> **Directions for this task**:
From the passage on Japanese whaling, reproduce the portion starting with "Greenpeace is asking" and going on through "say twenty years.".

Greenpeace is asking the public to contact the Japanese Prime Minister and Foreign Minister urging the release of the activists and an end to taxpayer-funded whaling.

# # #

A Message from Dr. Sidney Holt

While speculation in the Santiago corridors and on the Internet is rife about what the US Commissioner might be up to in “dealing” with Japan, little attention seems being given to what the Japanese whaling and whale-meat trading interests are doing. I have a suggestion: they are considering whether to abandon pelagic whaling—“scientific” or other—or to finance the construction of another, bigger factory-ship plus up-to-date catchers. If they chose the latter I think we can all give up on the idea of commercial pelagic whaling ending in less than, say twenty years.

The new Japanese factory ship, under discussion, will be expensive. It must be big enough to handle full-grown fin whales—which are necessarily the prime target of any substantial expansion (and perhaps the occasional blue whale or pygmy blue, and some Bryde’s) — and to fully process the carcasses, neither of which can be done by their current whaling mother ship, Nisshin Maru. A new factory needs to have at least double the freezing/storage capacity of Nisshin Maru or substantially more if they are to be able to dispense with the auxiliary vessel(s) that in mid-season bring fuel oil and take away the frozen meat. The Japanese interests can have little hope of securing a modification of Schedule paragraph 10(e), so further expansion of Special Permit whaling is the way ahead, justified, as always, by the declared aim of studying the inter-relationships among whale species as well as their predation on fishes. Something like that is, after all, why the Government of Japan worked so hard, for several decades, especially to acquire a virtual whaling monopoly of the Southern Ocean.

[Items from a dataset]
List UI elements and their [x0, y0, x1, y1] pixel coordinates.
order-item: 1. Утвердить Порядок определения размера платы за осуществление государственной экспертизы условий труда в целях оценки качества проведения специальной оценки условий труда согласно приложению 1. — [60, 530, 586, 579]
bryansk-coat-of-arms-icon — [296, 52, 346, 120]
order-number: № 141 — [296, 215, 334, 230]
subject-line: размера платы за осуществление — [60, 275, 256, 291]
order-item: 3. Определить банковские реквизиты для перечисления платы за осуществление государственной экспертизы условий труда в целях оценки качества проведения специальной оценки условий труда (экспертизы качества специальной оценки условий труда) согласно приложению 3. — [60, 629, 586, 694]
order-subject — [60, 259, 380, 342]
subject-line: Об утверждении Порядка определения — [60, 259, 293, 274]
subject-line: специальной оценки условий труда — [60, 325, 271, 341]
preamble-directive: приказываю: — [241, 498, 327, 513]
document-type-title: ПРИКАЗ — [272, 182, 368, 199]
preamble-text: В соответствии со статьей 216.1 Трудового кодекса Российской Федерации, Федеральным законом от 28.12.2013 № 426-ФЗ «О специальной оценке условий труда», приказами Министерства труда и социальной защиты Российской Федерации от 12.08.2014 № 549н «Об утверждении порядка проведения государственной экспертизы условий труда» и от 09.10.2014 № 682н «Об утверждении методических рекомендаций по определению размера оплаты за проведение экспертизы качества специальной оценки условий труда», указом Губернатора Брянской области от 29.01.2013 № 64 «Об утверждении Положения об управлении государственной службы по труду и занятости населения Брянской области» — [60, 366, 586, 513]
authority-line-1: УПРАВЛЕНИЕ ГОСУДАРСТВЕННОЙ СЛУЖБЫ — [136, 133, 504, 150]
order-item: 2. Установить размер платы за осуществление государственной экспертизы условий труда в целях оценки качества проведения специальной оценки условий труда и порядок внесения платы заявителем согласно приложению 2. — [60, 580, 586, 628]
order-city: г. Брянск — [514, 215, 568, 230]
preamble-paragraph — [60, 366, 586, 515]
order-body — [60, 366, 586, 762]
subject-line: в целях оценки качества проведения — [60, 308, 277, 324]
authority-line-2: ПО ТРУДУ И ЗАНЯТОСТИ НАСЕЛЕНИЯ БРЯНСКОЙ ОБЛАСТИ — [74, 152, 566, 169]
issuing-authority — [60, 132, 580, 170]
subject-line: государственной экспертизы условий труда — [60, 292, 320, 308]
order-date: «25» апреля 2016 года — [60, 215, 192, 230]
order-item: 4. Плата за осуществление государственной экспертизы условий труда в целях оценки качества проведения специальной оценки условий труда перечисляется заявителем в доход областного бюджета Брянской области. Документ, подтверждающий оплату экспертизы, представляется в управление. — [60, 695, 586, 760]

> **Answer box**:
Greenpeace is asking the public to contact the Japanese Prime Minister and Foreign Minister urging the release of the activists and an end to taxpayer-funded whaling.

# # #

A Message from Dr. Sidney Holt

While speculation in the Santiago corridors and on the Internet is rife about what the US Commissioner might be up to in “dealing” with Japan, little attention seems being given to what the Japanese whaling and whale-meat trading interests are doing. I have a suggestion: they are considering whether to abandon pelagic whaling—“scientific” or other—or to finance the construction of another, bigger factory-ship plus up-to-date catchers. If they chose the latter I think we can all give up on the idea of commercial pelagic whaling ending in less than, say twenty years.